- _Extracted material_:
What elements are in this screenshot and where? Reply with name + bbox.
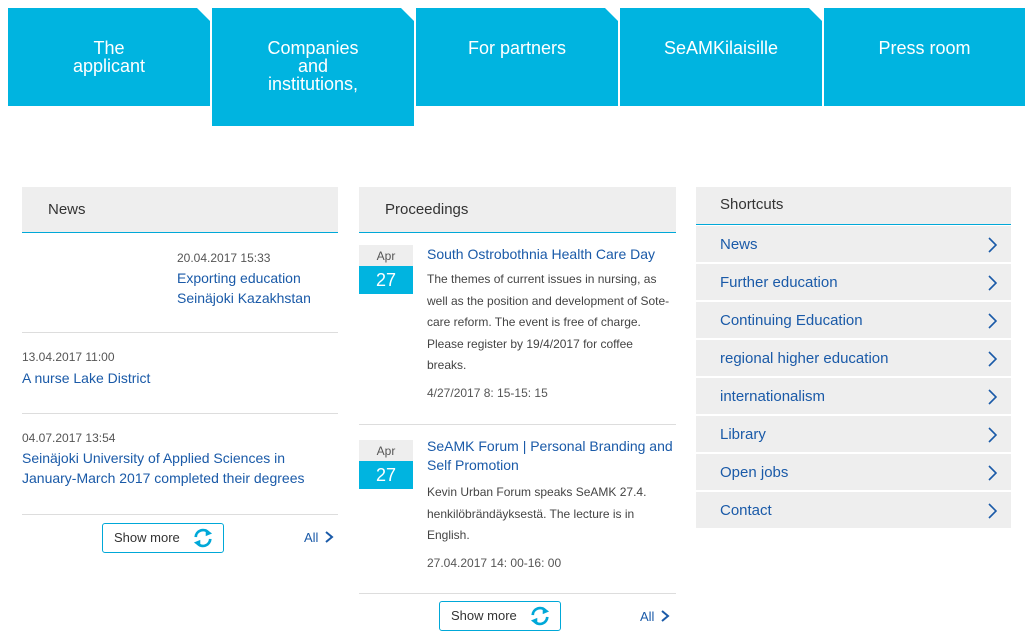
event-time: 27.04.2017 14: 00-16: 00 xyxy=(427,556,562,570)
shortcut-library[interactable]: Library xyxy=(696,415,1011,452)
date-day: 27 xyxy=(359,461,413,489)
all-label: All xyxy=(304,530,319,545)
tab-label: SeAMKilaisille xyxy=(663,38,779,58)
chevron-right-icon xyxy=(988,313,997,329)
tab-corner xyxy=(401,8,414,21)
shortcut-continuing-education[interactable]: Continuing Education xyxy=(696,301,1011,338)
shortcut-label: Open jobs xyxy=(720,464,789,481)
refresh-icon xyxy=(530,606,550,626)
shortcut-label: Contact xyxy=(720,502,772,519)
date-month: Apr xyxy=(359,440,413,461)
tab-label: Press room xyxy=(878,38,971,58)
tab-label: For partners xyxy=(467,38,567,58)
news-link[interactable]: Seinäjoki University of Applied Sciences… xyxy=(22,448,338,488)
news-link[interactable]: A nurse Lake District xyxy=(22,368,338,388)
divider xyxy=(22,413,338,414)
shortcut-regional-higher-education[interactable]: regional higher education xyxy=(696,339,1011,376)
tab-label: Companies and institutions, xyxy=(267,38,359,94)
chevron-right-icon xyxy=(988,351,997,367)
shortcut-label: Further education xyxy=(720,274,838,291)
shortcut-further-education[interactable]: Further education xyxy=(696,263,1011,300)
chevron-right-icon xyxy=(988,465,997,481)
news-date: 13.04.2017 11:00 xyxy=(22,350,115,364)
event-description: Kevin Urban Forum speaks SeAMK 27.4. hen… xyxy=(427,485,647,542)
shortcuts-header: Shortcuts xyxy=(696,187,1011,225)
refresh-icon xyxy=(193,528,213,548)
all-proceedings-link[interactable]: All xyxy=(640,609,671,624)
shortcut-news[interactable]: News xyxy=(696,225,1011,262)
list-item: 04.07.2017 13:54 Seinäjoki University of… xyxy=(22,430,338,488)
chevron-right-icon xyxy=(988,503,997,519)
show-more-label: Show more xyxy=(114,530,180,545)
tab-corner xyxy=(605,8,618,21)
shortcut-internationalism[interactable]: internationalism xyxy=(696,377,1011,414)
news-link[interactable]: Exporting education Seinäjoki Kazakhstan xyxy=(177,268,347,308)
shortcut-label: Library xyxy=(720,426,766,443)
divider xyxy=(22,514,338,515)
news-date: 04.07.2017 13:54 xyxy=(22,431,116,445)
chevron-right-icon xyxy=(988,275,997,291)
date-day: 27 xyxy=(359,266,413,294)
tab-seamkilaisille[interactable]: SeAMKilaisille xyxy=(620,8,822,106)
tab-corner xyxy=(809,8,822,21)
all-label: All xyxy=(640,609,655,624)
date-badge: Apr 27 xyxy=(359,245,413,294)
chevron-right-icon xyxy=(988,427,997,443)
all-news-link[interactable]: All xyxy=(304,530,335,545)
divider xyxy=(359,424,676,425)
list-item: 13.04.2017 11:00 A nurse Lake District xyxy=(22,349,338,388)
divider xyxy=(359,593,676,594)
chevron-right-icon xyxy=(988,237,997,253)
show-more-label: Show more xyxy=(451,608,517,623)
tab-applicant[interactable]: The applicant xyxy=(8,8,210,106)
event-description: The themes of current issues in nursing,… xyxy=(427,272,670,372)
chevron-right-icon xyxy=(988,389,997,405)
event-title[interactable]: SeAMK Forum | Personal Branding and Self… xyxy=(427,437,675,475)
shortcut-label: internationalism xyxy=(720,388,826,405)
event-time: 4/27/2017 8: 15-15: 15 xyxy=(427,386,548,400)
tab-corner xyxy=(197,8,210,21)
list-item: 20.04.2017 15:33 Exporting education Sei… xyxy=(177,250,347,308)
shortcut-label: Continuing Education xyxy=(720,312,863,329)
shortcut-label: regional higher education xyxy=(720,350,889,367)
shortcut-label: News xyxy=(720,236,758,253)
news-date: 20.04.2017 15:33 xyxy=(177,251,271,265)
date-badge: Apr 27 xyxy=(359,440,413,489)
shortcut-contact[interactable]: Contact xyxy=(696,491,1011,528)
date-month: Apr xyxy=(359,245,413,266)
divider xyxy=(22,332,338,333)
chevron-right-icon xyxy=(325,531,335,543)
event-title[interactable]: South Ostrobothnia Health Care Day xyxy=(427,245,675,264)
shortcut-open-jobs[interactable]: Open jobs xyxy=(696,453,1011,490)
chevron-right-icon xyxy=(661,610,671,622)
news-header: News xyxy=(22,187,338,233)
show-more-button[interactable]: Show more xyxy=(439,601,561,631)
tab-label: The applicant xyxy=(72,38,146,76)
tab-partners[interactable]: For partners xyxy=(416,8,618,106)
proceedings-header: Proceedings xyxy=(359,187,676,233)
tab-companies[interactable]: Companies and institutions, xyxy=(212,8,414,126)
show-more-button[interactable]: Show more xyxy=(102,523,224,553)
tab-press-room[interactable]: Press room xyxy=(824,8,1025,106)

- _What is expected_:
Copy the records starting at the line containing "event-time: 27.04.2017 14: 00-16: 00" and ending at the line containing "tab-corner xyxy=(401,8,414,21)", substituting "calendar-day" for "date-day" and keeping everything else the same.

- _Written reply_:
event-time: 27.04.2017 14: 00-16: 00 xyxy=(427,556,562,570)
shortcut-library[interactable]: Library xyxy=(696,415,1011,452)
calendar-day: 27 xyxy=(359,461,413,489)
all-label: All xyxy=(304,530,319,545)
tab-label: SeAMKilaisille xyxy=(663,38,779,58)
chevron-right-icon xyxy=(988,313,997,329)
tab-corner xyxy=(401,8,414,21)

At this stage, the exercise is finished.